§ Prompt
Filter this data down to the lines that hold "right", and copy them.

===== Raw data =====

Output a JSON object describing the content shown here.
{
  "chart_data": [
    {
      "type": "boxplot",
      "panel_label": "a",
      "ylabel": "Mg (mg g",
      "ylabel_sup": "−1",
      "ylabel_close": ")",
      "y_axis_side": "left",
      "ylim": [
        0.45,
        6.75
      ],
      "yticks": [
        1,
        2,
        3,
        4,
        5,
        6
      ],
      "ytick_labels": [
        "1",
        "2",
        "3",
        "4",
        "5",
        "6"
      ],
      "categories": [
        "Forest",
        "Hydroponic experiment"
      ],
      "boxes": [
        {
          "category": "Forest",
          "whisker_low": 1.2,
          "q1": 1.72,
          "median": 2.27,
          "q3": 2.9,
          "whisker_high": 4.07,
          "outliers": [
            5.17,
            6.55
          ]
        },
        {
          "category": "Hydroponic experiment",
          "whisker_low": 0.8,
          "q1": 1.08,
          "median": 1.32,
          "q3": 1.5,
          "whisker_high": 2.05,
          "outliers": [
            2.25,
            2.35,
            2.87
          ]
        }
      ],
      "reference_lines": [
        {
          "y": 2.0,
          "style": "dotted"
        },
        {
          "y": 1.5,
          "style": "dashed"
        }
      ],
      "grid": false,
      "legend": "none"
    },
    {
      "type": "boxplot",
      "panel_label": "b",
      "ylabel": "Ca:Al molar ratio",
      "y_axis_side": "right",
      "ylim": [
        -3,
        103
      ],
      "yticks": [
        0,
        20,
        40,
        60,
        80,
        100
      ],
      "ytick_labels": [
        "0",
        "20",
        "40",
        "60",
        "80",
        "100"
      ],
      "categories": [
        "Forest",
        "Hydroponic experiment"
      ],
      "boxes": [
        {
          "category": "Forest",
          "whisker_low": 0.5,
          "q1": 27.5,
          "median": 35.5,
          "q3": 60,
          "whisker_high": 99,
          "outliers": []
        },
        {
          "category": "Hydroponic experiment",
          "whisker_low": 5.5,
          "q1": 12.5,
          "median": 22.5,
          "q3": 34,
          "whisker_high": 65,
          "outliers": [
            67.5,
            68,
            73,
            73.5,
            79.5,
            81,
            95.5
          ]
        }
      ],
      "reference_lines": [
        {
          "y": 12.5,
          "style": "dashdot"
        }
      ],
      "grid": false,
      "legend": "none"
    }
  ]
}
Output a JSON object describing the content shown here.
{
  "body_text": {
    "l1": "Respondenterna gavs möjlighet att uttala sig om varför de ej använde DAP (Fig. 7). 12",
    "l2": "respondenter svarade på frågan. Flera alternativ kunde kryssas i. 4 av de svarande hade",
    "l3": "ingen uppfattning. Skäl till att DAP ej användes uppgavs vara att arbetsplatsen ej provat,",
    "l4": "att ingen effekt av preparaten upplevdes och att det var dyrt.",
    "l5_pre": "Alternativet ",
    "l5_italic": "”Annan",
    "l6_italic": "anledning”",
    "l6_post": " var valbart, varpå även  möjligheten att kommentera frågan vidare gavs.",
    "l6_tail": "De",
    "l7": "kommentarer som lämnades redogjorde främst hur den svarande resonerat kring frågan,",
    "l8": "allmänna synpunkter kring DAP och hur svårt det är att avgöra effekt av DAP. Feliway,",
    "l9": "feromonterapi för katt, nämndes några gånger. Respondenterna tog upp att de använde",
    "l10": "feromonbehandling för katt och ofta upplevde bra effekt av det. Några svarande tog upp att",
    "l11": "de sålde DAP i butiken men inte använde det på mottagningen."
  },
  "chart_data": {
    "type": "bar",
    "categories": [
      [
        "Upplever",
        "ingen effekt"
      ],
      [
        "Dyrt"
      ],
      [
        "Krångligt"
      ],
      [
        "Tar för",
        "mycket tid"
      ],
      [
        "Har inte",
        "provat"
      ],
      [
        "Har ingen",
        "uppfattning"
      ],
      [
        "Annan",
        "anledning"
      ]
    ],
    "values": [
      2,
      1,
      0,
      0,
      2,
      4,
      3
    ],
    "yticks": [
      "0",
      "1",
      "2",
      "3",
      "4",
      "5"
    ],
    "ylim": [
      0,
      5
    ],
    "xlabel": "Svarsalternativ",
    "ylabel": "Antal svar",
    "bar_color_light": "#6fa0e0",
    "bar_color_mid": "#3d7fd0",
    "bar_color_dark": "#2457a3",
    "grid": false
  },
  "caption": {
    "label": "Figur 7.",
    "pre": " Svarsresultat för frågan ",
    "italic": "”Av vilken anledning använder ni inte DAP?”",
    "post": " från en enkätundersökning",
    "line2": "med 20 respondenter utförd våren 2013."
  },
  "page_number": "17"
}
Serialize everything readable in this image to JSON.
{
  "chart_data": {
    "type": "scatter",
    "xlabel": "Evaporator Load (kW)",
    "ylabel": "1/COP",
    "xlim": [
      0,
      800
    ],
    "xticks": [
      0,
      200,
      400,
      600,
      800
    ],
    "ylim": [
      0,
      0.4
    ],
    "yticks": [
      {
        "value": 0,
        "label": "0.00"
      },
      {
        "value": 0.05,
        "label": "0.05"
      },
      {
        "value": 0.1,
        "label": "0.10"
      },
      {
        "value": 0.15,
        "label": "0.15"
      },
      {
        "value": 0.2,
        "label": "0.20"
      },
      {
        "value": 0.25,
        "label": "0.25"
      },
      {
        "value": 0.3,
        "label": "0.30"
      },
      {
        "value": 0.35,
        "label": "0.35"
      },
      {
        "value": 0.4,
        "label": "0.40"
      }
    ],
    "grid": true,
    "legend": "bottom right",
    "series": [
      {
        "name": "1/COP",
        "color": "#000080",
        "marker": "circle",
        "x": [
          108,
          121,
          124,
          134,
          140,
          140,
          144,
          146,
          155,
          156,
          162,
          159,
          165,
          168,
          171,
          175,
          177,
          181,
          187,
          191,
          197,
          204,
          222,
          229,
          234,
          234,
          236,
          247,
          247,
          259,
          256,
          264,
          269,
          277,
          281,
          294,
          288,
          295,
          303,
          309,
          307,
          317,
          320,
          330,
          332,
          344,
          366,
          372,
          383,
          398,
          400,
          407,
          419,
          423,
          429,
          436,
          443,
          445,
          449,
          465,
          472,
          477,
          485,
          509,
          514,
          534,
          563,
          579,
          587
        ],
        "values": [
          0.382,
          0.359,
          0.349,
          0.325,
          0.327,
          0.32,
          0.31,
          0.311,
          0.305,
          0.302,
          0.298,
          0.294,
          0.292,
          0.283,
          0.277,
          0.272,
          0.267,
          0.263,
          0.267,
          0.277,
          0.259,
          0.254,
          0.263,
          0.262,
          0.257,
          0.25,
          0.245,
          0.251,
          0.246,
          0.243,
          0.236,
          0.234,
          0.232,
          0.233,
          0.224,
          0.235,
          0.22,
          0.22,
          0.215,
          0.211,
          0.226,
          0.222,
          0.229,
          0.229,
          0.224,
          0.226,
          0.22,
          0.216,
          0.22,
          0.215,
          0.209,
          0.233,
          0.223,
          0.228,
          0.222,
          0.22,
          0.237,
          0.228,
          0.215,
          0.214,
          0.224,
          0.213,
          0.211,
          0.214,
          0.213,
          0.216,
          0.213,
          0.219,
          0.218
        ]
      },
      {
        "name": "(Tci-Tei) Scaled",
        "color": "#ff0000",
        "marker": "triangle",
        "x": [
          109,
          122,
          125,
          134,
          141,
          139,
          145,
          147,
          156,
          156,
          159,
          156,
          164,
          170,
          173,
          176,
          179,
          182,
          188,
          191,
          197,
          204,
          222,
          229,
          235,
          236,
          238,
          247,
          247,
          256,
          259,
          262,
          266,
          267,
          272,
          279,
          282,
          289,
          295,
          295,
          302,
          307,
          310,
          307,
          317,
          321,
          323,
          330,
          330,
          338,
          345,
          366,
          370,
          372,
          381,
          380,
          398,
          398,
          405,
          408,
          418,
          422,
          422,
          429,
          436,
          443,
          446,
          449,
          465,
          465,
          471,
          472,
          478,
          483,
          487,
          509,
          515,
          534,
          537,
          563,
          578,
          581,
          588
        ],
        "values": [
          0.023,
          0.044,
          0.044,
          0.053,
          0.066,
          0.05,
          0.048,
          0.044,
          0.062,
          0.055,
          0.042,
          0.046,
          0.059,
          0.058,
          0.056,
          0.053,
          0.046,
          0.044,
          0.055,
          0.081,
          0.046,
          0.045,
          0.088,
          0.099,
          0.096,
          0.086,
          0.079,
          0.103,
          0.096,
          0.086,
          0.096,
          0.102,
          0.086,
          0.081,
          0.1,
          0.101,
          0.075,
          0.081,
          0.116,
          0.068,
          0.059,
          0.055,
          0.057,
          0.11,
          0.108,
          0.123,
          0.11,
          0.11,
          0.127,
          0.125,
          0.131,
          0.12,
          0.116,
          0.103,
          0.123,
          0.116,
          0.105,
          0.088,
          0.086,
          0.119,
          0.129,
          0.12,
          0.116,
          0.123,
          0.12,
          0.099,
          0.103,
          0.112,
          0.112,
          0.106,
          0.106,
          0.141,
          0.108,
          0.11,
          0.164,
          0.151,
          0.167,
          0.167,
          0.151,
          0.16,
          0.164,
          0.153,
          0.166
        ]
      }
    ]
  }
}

=====

§ Result of this exercise
      "y_axis_side": "right",
    "legend": "bottom right",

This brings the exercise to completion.